=== CHALLENGE ===
Exactly repeat the full listing that follows.

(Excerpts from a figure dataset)

▶

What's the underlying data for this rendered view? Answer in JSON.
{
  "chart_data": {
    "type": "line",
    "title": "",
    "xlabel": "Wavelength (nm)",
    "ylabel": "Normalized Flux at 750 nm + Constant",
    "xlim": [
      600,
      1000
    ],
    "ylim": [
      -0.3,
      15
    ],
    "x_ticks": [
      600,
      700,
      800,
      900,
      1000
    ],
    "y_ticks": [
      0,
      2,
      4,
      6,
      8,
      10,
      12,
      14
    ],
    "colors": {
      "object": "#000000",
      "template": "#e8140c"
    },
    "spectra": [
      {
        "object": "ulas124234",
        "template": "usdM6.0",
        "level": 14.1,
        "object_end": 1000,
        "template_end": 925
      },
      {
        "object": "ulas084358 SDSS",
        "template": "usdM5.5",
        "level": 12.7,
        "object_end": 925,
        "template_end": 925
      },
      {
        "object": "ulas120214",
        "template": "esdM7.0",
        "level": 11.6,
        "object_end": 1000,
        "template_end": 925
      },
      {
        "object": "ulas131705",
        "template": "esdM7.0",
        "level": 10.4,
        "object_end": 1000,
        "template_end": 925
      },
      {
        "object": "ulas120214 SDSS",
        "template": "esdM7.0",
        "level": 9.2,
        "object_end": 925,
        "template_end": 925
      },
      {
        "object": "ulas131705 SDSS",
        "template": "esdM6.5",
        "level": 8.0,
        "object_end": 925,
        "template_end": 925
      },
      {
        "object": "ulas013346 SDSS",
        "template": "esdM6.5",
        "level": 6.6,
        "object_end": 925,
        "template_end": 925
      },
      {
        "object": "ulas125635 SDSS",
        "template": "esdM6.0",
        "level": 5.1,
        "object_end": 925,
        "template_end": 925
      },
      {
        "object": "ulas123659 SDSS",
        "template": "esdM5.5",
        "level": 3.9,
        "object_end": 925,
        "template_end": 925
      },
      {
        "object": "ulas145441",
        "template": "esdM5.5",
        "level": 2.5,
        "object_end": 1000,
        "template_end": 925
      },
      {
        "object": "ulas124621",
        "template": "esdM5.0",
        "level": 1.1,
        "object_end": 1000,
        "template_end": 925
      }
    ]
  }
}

◀

=== EXERCISE ANSWER ===
What's the underlying data for this rendered view? Answer in JSON.
{
  "chart_data": {
    "type": "line",
    "title": "",
    "xlabel": "Wavelength (nm)",
    "ylabel": "Normalized Flux at 750 nm + Constant",
    "xlim": [
      600,
      1000
    ],
    "ylim": [
      -0.3,
      15
    ],
    "x_ticks": [
      600,
      700,
      800,
      900,
      1000
    ],
    "y_ticks": [
      0,
      2,
      4,
      6,
      8,
      10,
      12,
      14
    ],
    "colors": {
      "object": "#000000",
      "template": "#e8140c"
    },
    "spectra": [
      {
        "object": "ulas124234",
        "template": "usdM6.0",
        "level": 14.1,
        "object_end": 1000,
        "template_end": 925
      },
      {
        "object": "ulas084358 SDSS",
        "template": "usdM5.5",
        "level": 12.7,
        "object_end": 925,
        "template_end": 925
      },
      {
        "object": "ulas120214",
        "template": "esdM7.0",
        "level": 11.6,
        "object_end": 1000,
        "template_end": 925
      },
      {
        "object": "ulas131705",
        "template": "esdM7.0",
        "level": 10.4,
        "object_end": 1000,
        "template_end": 925
      },
      {
        "object": "ulas120214 SDSS",
        "template": "esdM7.0",
        "level": 9.2,
        "object_end": 925,
        "template_end": 925
      },
      {
        "object": "ulas131705 SDSS",
        "template": "esdM6.5",
        "level": 8.0,
        "object_end": 925,
        "template_end": 925
      },
      {
        "object": "ulas013346 SDSS",
        "template": "esdM6.5",
        "level": 6.6,
        "object_end": 925,
        "template_end": 925
      },
      {
        "object": "ulas125635 SDSS",
        "template": "esdM6.0",
        "level": 5.1,
        "object_end": 925,
        "template_end": 925
      },
      {
        "object": "ulas123659 SDSS",
        "template": "esdM5.5",
        "level": 3.9,
        "object_end": 925,
        "template_end": 925
      },
      {
        "object": "ulas145441",
        "template": "esdM5.5",
        "level": 2.5,
        "object_end": 1000,
        "template_end": 925
      },
      {
        "object": "ulas124621",
        "template": "esdM5.0",
        "level": 1.1,
        "object_end": 1000,
        "template_end": 925
      }
    ]
  }
}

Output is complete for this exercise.